#### [Short task]
Read the listing below and copy out every line that holds "Predicted".

#### [Items]
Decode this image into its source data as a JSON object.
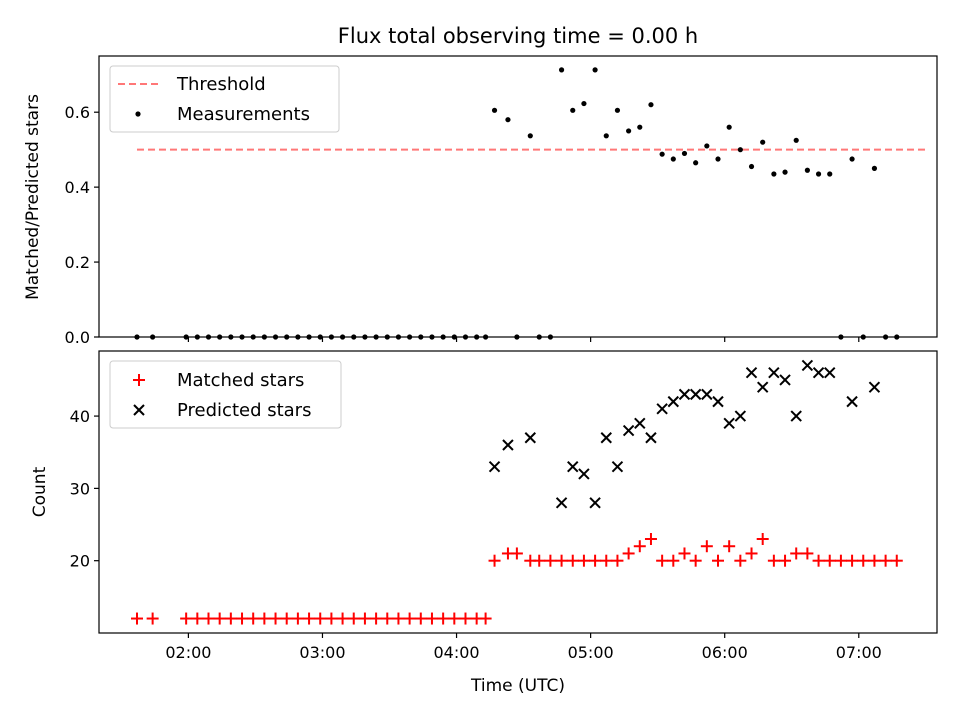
{
  "chart_data": [
    {
      "type": "scatter",
      "title": "Flux total observing time = 0.00 h",
      "xlabel": "",
      "ylabel": "Matched/Predicted stars",
      "xlim": [
        "01:20",
        "07:35"
      ],
      "ylim": [
        0,
        0.75
      ],
      "yticks": [
        "0.0",
        "0.2",
        "0.4",
        "0.6"
      ],
      "grid": false,
      "legend_position": "top-left",
      "threshold": {
        "name": "Threshold",
        "value": 0.5,
        "x_range": [
          "01:37",
          "07:30"
        ],
        "color": "#ff7777",
        "style": "dashed"
      },
      "series": [
        {
          "name": "Measurements",
          "marker": "dot",
          "color": "#000000",
          "points": [
            [
              "01:37",
              0.0
            ],
            [
              "01:44",
              0.0
            ],
            [
              "01:59",
              0.0
            ],
            [
              "02:04",
              0.0
            ],
            [
              "02:09",
              0.0
            ],
            [
              "02:14",
              0.0
            ],
            [
              "02:19",
              0.0
            ],
            [
              "02:24",
              0.0
            ],
            [
              "02:29",
              0.0
            ],
            [
              "02:34",
              0.0
            ],
            [
              "02:39",
              0.0
            ],
            [
              "02:44",
              0.0
            ],
            [
              "02:49",
              0.0
            ],
            [
              "02:54",
              0.0
            ],
            [
              "02:59",
              0.0
            ],
            [
              "03:04",
              0.0
            ],
            [
              "03:09",
              0.0
            ],
            [
              "03:14",
              0.0
            ],
            [
              "03:19",
              0.0
            ],
            [
              "03:24",
              0.0
            ],
            [
              "03:29",
              0.0
            ],
            [
              "03:34",
              0.0
            ],
            [
              "03:39",
              0.0
            ],
            [
              "03:44",
              0.0
            ],
            [
              "03:49",
              0.0
            ],
            [
              "03:54",
              0.0
            ],
            [
              "03:59",
              0.0
            ],
            [
              "04:04",
              0.0
            ],
            [
              "04:09",
              0.0
            ],
            [
              "04:13",
              0.0
            ],
            [
              "04:17",
              0.605
            ],
            [
              "04:23",
              0.58
            ],
            [
              "04:27",
              0.0
            ],
            [
              "04:33",
              0.537
            ],
            [
              "04:37",
              0.0
            ],
            [
              "04:42",
              0.0
            ],
            [
              "04:47",
              0.713
            ],
            [
              "04:52",
              0.605
            ],
            [
              "04:57",
              0.623
            ],
            [
              "05:02",
              0.713
            ],
            [
              "05:07",
              0.537
            ],
            [
              "05:12",
              0.605
            ],
            [
              "05:17",
              0.55
            ],
            [
              "05:22",
              0.56
            ],
            [
              "05:27",
              0.62
            ],
            [
              "05:32",
              0.488
            ],
            [
              "05:37",
              0.475
            ],
            [
              "05:42",
              0.49
            ],
            [
              "05:47",
              0.465
            ],
            [
              "05:52",
              0.51
            ],
            [
              "05:57",
              0.475
            ],
            [
              "06:02",
              0.56
            ],
            [
              "06:07",
              0.5
            ],
            [
              "06:12",
              0.455
            ],
            [
              "06:17",
              0.52
            ],
            [
              "06:22",
              0.435
            ],
            [
              "06:27",
              0.44
            ],
            [
              "06:32",
              0.525
            ],
            [
              "06:37",
              0.445
            ],
            [
              "06:42",
              0.435
            ],
            [
              "06:47",
              0.435
            ],
            [
              "06:52",
              0.0
            ],
            [
              "06:57",
              0.475
            ],
            [
              "07:02",
              0.0
            ],
            [
              "07:07",
              0.45
            ],
            [
              "07:12",
              0.0
            ],
            [
              "07:17",
              0.0
            ]
          ]
        }
      ]
    },
    {
      "type": "scatter",
      "title": "",
      "xlabel": "Time (UTC)",
      "ylabel": "Count",
      "xlim": [
        "01:20",
        "07:35"
      ],
      "ylim": [
        10,
        49
      ],
      "xticks": [
        "02:00",
        "03:00",
        "04:00",
        "05:00",
        "06:00",
        "07:00"
      ],
      "yticks": [
        "20",
        "30",
        "40"
      ],
      "grid": false,
      "legend_position": "top-left",
      "series": [
        {
          "name": "Matched stars",
          "marker": "plus",
          "color": "#ff0000",
          "points": [
            [
              "01:37",
              12
            ],
            [
              "01:44",
              12
            ],
            [
              "01:59",
              12
            ],
            [
              "02:04",
              12
            ],
            [
              "02:09",
              12
            ],
            [
              "02:14",
              12
            ],
            [
              "02:19",
              12
            ],
            [
              "02:24",
              12
            ],
            [
              "02:29",
              12
            ],
            [
              "02:34",
              12
            ],
            [
              "02:39",
              12
            ],
            [
              "02:44",
              12
            ],
            [
              "02:49",
              12
            ],
            [
              "02:54",
              12
            ],
            [
              "02:59",
              12
            ],
            [
              "03:04",
              12
            ],
            [
              "03:09",
              12
            ],
            [
              "03:14",
              12
            ],
            [
              "03:19",
              12
            ],
            [
              "03:24",
              12
            ],
            [
              "03:29",
              12
            ],
            [
              "03:34",
              12
            ],
            [
              "03:39",
              12
            ],
            [
              "03:44",
              12
            ],
            [
              "03:49",
              12
            ],
            [
              "03:54",
              12
            ],
            [
              "03:59",
              12
            ],
            [
              "04:04",
              12
            ],
            [
              "04:09",
              12
            ],
            [
              "04:13",
              12
            ],
            [
              "04:17",
              20
            ],
            [
              "04:23",
              21
            ],
            [
              "04:27",
              21
            ],
            [
              "04:33",
              20
            ],
            [
              "04:37",
              20
            ],
            [
              "04:42",
              20
            ],
            [
              "04:47",
              20
            ],
            [
              "04:52",
              20
            ],
            [
              "04:57",
              20
            ],
            [
              "05:02",
              20
            ],
            [
              "05:07",
              20
            ],
            [
              "05:12",
              20
            ],
            [
              "05:17",
              21
            ],
            [
              "05:22",
              22
            ],
            [
              "05:27",
              23
            ],
            [
              "05:32",
              20
            ],
            [
              "05:37",
              20
            ],
            [
              "05:42",
              21
            ],
            [
              "05:47",
              20
            ],
            [
              "05:52",
              22
            ],
            [
              "05:57",
              20
            ],
            [
              "06:02",
              22
            ],
            [
              "06:07",
              20
            ],
            [
              "06:12",
              21
            ],
            [
              "06:17",
              23
            ],
            [
              "06:22",
              20
            ],
            [
              "06:27",
              20
            ],
            [
              "06:32",
              21
            ],
            [
              "06:37",
              21
            ],
            [
              "06:42",
              20
            ],
            [
              "06:47",
              20
            ],
            [
              "06:52",
              20
            ],
            [
              "06:57",
              20
            ],
            [
              "07:02",
              20
            ],
            [
              "07:07",
              20
            ],
            [
              "07:12",
              20
            ],
            [
              "07:17",
              20
            ]
          ]
        },
        {
          "name": "Predicted stars",
          "marker": "x",
          "color": "#000000",
          "points": [
            [
              "04:17",
              33
            ],
            [
              "04:23",
              36
            ],
            [
              "04:33",
              37
            ],
            [
              "04:47",
              28
            ],
            [
              "04:52",
              33
            ],
            [
              "04:57",
              32
            ],
            [
              "05:02",
              28
            ],
            [
              "05:07",
              37
            ],
            [
              "05:12",
              33
            ],
            [
              "05:17",
              38
            ],
            [
              "05:22",
              39
            ],
            [
              "05:27",
              37
            ],
            [
              "05:32",
              41
            ],
            [
              "05:37",
              42
            ],
            [
              "05:42",
              43
            ],
            [
              "05:47",
              43
            ],
            [
              "05:52",
              43
            ],
            [
              "05:57",
              42
            ],
            [
              "06:02",
              39
            ],
            [
              "06:07",
              40
            ],
            [
              "06:12",
              46
            ],
            [
              "06:17",
              44
            ],
            [
              "06:22",
              46
            ],
            [
              "06:27",
              45
            ],
            [
              "06:32",
              40
            ],
            [
              "06:37",
              47
            ],
            [
              "06:42",
              46
            ],
            [
              "06:47",
              46
            ],
            [
              "06:57",
              42
            ],
            [
              "07:07",
              44
            ]
          ]
        }
      ]
    }
  ]
}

#### [Response]
      "ylabel": "Matched/Predicted stars",
          "name": "Predicted stars",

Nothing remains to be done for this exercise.